## Instructions for the task
Make an exact copy of all the entries below, with the pictures left out.

━━━━━ The data

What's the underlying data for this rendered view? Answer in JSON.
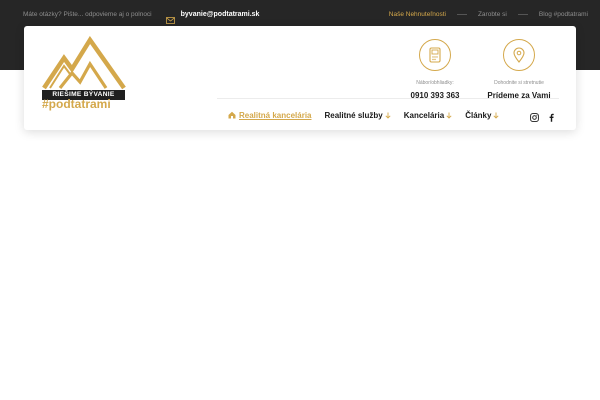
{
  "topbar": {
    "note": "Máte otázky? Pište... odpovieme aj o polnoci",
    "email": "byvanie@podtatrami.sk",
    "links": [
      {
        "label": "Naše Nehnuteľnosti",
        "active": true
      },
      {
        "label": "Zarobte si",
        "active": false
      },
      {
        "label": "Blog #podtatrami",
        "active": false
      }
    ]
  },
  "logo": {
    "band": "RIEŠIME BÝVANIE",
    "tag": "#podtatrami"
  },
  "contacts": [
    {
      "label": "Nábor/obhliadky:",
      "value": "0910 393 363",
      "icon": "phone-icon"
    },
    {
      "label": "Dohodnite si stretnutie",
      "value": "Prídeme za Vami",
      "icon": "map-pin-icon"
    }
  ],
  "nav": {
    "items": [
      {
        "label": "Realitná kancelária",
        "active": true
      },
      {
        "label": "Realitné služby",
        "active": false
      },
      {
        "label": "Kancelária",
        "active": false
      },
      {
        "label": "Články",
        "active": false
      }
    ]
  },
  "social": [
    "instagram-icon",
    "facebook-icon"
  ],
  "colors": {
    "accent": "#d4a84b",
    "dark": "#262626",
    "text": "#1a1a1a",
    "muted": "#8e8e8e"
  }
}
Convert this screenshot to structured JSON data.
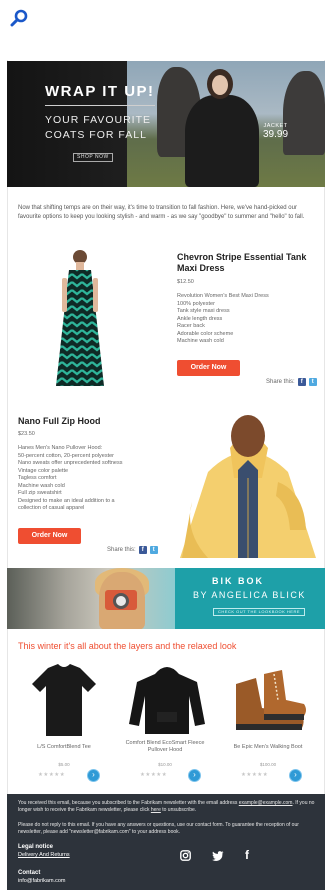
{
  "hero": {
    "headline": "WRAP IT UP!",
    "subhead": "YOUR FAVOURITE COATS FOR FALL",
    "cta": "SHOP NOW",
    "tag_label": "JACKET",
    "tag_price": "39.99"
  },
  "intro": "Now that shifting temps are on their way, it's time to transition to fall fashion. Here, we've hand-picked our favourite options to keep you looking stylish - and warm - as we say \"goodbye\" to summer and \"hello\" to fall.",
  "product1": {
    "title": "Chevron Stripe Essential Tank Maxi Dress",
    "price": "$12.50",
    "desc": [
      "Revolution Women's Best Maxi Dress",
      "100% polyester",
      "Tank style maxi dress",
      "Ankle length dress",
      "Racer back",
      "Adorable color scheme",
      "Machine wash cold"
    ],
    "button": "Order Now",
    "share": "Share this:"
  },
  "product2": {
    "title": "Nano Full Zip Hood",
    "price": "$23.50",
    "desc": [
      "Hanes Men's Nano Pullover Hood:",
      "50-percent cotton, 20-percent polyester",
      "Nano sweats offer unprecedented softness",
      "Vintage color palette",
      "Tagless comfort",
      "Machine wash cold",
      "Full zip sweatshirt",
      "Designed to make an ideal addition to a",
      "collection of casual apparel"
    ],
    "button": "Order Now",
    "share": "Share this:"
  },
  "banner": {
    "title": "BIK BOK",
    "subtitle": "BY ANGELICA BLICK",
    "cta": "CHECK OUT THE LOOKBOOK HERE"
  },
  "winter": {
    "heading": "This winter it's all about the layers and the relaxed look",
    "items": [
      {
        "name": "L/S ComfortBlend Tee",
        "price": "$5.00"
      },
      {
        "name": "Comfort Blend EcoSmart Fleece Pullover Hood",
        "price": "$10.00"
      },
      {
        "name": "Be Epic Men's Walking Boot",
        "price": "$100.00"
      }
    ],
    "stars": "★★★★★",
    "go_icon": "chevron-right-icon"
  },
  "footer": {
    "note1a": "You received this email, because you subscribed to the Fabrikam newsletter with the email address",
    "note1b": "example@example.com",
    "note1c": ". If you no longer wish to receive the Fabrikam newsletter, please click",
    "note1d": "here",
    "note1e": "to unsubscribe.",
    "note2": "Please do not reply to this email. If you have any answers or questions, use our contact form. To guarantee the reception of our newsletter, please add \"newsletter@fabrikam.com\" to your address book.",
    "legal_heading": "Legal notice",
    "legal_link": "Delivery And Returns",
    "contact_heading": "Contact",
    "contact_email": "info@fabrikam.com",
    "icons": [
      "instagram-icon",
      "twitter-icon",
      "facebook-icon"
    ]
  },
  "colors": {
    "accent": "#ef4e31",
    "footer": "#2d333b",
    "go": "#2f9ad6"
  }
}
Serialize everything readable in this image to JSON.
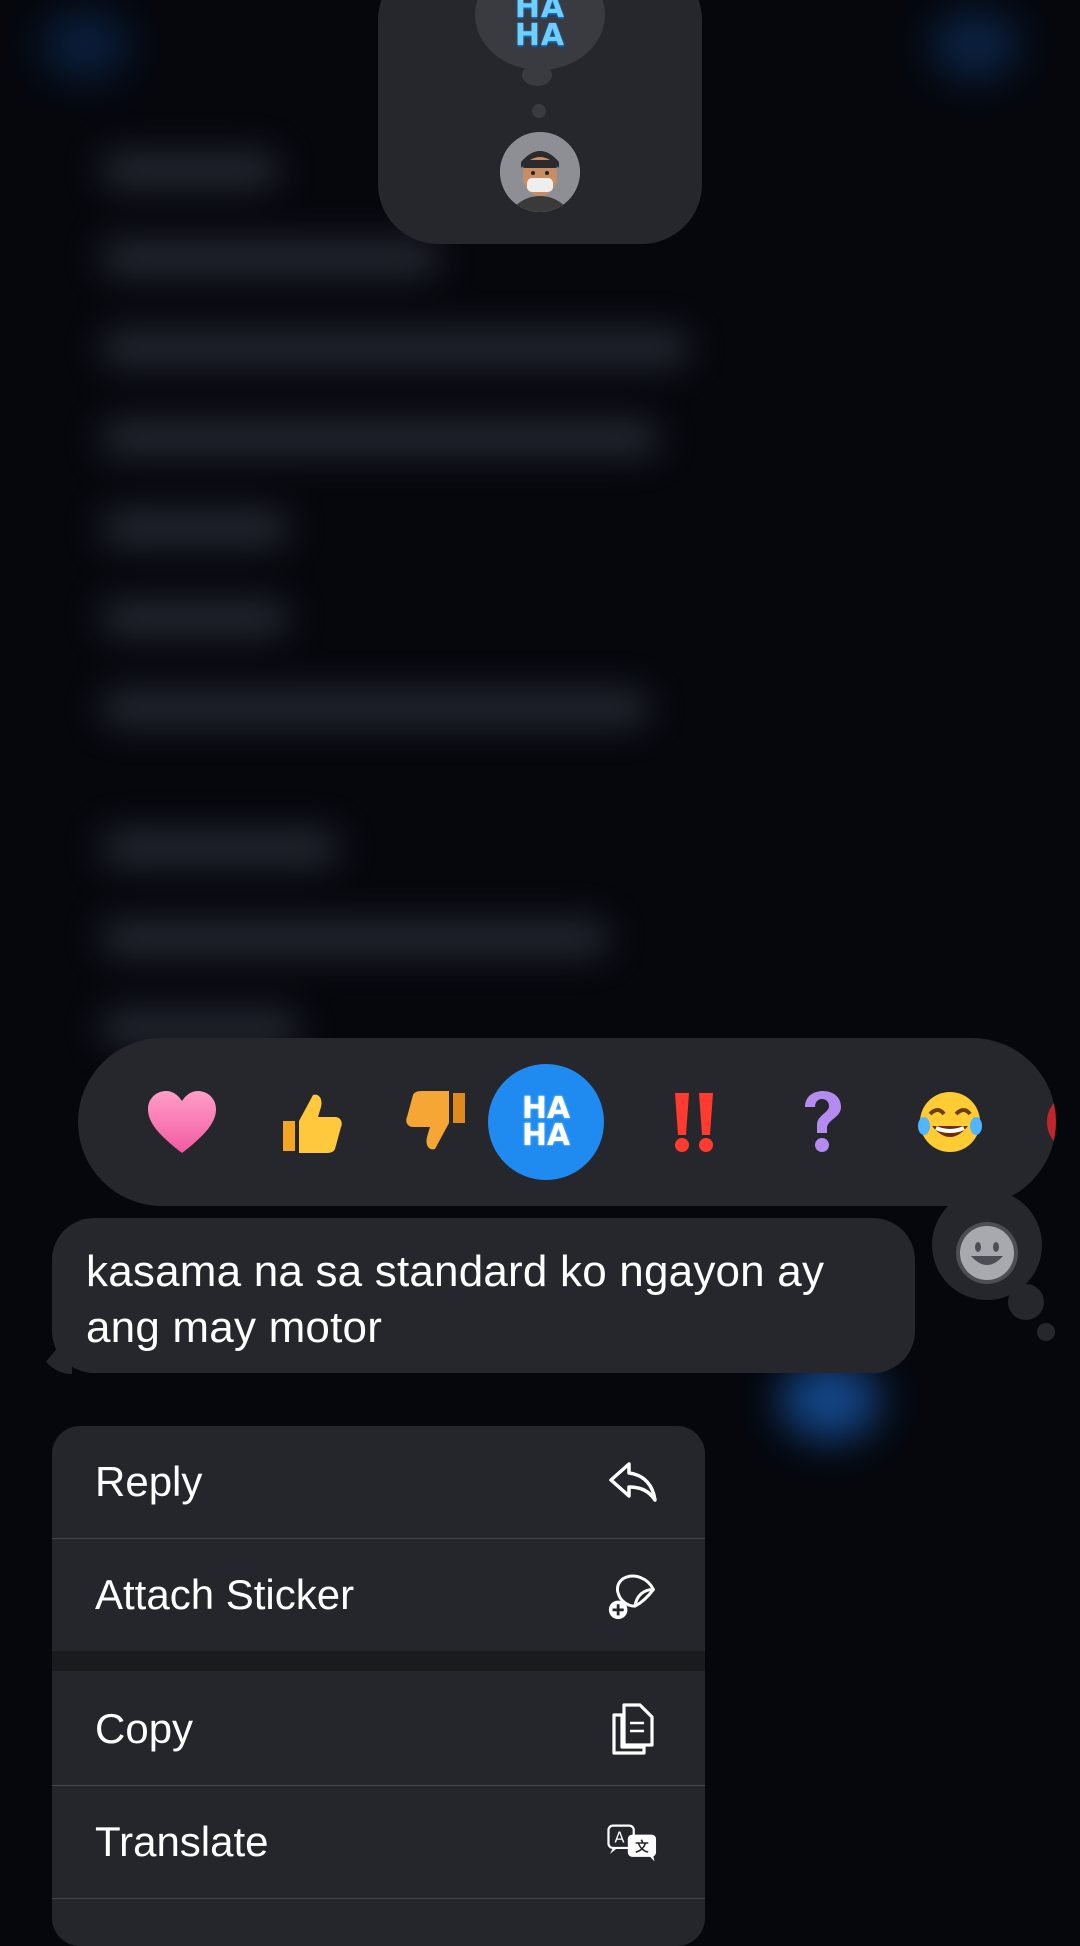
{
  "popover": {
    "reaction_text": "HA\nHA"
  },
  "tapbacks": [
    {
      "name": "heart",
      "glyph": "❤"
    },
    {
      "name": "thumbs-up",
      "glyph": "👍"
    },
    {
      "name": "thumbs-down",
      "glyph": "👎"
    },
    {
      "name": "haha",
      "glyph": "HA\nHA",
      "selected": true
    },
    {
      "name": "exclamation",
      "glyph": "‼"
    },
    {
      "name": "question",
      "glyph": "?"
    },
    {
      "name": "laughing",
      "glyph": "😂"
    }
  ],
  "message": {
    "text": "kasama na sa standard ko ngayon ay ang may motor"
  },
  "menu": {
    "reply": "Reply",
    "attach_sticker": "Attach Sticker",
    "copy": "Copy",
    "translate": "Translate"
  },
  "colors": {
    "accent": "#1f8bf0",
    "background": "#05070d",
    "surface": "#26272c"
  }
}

━━━━━━━━━━

## Correct output
What's the underlying data for this rendered view? Answer in JSON.
{
  "topbar": {
    "note": "Máte otázky? Pište... odpovieme aj o polnoci",
    "email": "byvanie@podtatrami.sk",
    "links": [
      {
        "label": "Naše Nehnuteľnosti",
        "active": true
      },
      {
        "label": "Zarobte si",
        "active": false
      },
      {
        "label": "Blog #podtatrami",
        "active": false
      }
    ]
  },
  "logo": {
    "band": "RIEŠIME BÝVANIE",
    "tag": "#podtatrami"
  },
  "contacts": [
    {
      "label": "Nábor/obhliadky:",
      "value": "0910 393 363",
      "icon": "phone-icon"
    },
    {
      "label": "Dohodnite si stretnutie",
      "value": "Prídeme za Vami",
      "icon": "map-pin-icon"
    }
  ],
  "nav": {
    "items": [
      {
        "label": "Realitná kancelária",
        "active": true
      },
      {
        "label": "Realitné služby",
        "active": false
      },
      {
        "label": "Kancelária",
        "active": false
      },
      {
        "label": "Články",
        "active": false
      }
    ]
  },
  "social": [
    "instagram-icon",
    "facebook-icon"
  ],
  "colors": {
    "accent": "#d4a84b",
    "dark": "#262626",
    "text": "#1a1a1a",
    "muted": "#8e8e8e"
  }
}
Convert this screenshot to structured JSON data.
{
  "hero": {
    "headline": "WRAP IT UP!",
    "subhead": "YOUR FAVOURITE COATS FOR FALL",
    "cta": "SHOP NOW",
    "tag_label": "JACKET",
    "tag_price": "39.99"
  },
  "intro": "Now that shifting temps are on their way, it's time to transition to fall fashion. Here, we've hand-picked our favourite options to keep you looking stylish - and warm - as we say \"goodbye\" to summer and \"hello\" to fall.",
  "product1": {
    "title": "Chevron Stripe Essential Tank Maxi Dress",
    "price": "$12.50",
    "desc": [
      "Revolution Women's Best Maxi Dress",
      "100% polyester",
      "Tank style maxi dress",
      "Ankle length dress",
      "Racer back",
      "Adorable color scheme",
      "Machine wash cold"
    ],
    "button": "Order Now",
    "share": "Share this:"
  },
  "product2": {
    "title": "Nano Full Zip Hood",
    "price": "$23.50",
    "desc": [
      "Hanes Men's Nano Pullover Hood:",
      "50-percent cotton, 20-percent polyester",
      "Nano sweats offer unprecedented softness",
      "Vintage color palette",
      "Tagless comfort",
      "Machine wash cold",
      "Full zip sweatshirt",
      "Designed to make an ideal addition to a",
      "collection of casual apparel"
    ],
    "button": "Order Now",
    "share": "Share this:"
  },
  "banner": {
    "title": "BIK BOK",
    "subtitle": "BY ANGELICA BLICK",
    "cta": "CHECK OUT THE LOOKBOOK HERE"
  },
  "winter": {
    "heading": "This winter it's all about the layers and the relaxed look",
    "items": [
      {
        "name": "L/S ComfortBlend Tee",
        "price": "$5.00"
      },
      {
        "name": "Comfort Blend EcoSmart Fleece Pullover Hood",
        "price": "$10.00"
      },
      {
        "name": "Be Epic Men's Walking Boot",
        "price": "$100.00"
      }
    ],
    "stars": "★★★★★",
    "go_icon": "chevron-right-icon"
  },
  "footer": {
    "note1a": "You received this email, because you subscribed to the Fabrikam newsletter with the email address",
    "note1b": "example@example.com",
    "note1c": ". If you no longer wish to receive the Fabrikam newsletter, please click",
    "note1d": "here",
    "note1e": "to unsubscribe.",
    "note2": "Please do not reply to this email. If you have any answers or questions, use our contact form. To guarantee the reception of our newsletter, please add \"newsletter@fabrikam.com\" to your address book.",
    "legal_heading": "Legal notice",
    "legal_link": "Delivery And Returns",
    "contact_heading": "Contact",
    "contact_email": "info@fabrikam.com",
    "icons": [
      "instagram-icon",
      "twitter-icon",
      "facebook-icon"
    ]
  },
  "colors": {
    "accent": "#ef4e31",
    "footer": "#2d333b",
    "go": "#2f9ad6"
  }
}
Serialize everything readable in this image to JSON.
{
  "popover": {
    "reaction_text": "HA\nHA"
  },
  "tapbacks": [
    {
      "name": "heart",
      "glyph": "❤"
    },
    {
      "name": "thumbs-up",
      "glyph": "👍"
    },
    {
      "name": "thumbs-down",
      "glyph": "👎"
    },
    {
      "name": "haha",
      "glyph": "HA\nHA",
      "selected": true
    },
    {
      "name": "exclamation",
      "glyph": "‼"
    },
    {
      "name": "question",
      "glyph": "?"
    },
    {
      "name": "laughing",
      "glyph": "😂"
    }
  ],
  "message": {
    "text": "kasama na sa standard ko ngayon ay ang may motor"
  },
  "menu": {
    "reply": "Reply",
    "attach_sticker": "Attach Sticker",
    "copy": "Copy",
    "translate": "Translate"
  },
  "colors": {
    "accent": "#1f8bf0",
    "background": "#05070d",
    "surface": "#26272c"
  }
}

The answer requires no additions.